== EXERCISE GOAL ==
Determine how many lines contain the string "DYAH" and reply with that number alone.

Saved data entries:
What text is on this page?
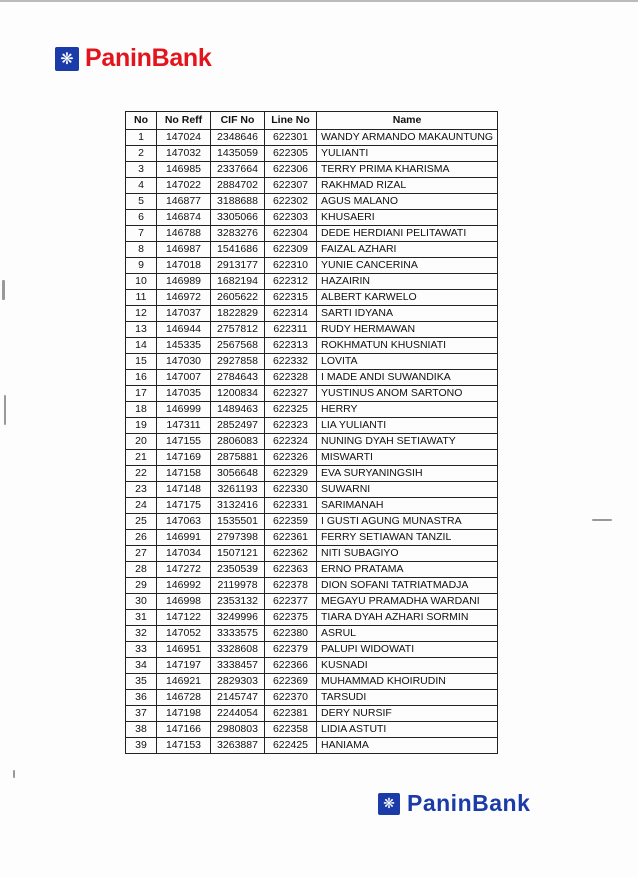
❋ PaninBank
No	No Reff	CIF No	Line No	Name
1	147024	2348646	622301	WANDY ARMANDO MAKAUNTUNG
2	147032	1435059	622305	YULIANTI
3	146985	2337664	622306	TERRY PRIMA KHARISMA
4	147022	2884702	622307	RAKHMAD RIZAL
5	146877	3188688	622302	AGUS MALANO
6	146874	3305066	622303	KHUSAERI
7	146788	3283276	622304	DEDE HERDIANI PELITAWATI
8	146987	1541686	622309	FAIZAL AZHARI
9	147018	2913177	622310	YUNIE CANCERINA
10	146989	1682194	622312	HAZAIRIN
11	146972	2605622	622315	ALBERT KARWELO
12	147037	1822829	622314	SARTI IDYANA
13	146944	2757812	622311	RUDY HERMAWAN
14	145335	2567568	622313	ROKHMATUN KHUSNIATI
15	147030	2927858	622332	LOVITA
16	147007	2784643	622328	I MADE ANDI SUWANDIKA
17	147035	1200834	622327	YUSTINUS ANOM SARTONO
18	146999	1489463	622325	HERRY
19	147311	2852497	622323	LIA YULIANTI
20	147155	2806083	622324	NUNING DYAH SETIAWATY
21	147169	2875881	622326	MISWARTI
22	147158	3056648	622329	EVA SURYANINGSIH
23	147148	3261193	622330	SUWARNI
24	147175	3132416	622331	SARIMANAH
25	147063	1535501	622359	I GUSTI AGUNG MUNASTRA
26	146991	2797398	622361	FERRY SETIAWAN TANZIL
27	147034	1507121	622362	NITI SUBAGIYO
28	147272	2350539	622363	ERNO PRATAMA
29	146992	2119978	622378	DION SOFANI TATRIATMADJA
30	146998	2353132	622377	MEGAYU PRAMADHA WARDANI
31	147122	3249996	622375	TIARA DYAH AZHARI SORMIN
32	147052	3333575	622380	ASRUL
33	146951	3328608	622379	PALUPI WIDOWATI
34	147197	3338457	622366	KUSNADI
35	146921	2829303	622369	MUHAMMAD KHOIRUDIN
36	146728	2145747	622370	TARSUDI
37	147198	2244054	622381	DERY NURSIF
38	147166	2980803	622358	LIDIA ASTUTI
39	147153	3263887	622425	HANIAMA
❋ PaninBank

== SOLUTION TO THE EXERCISE ==
2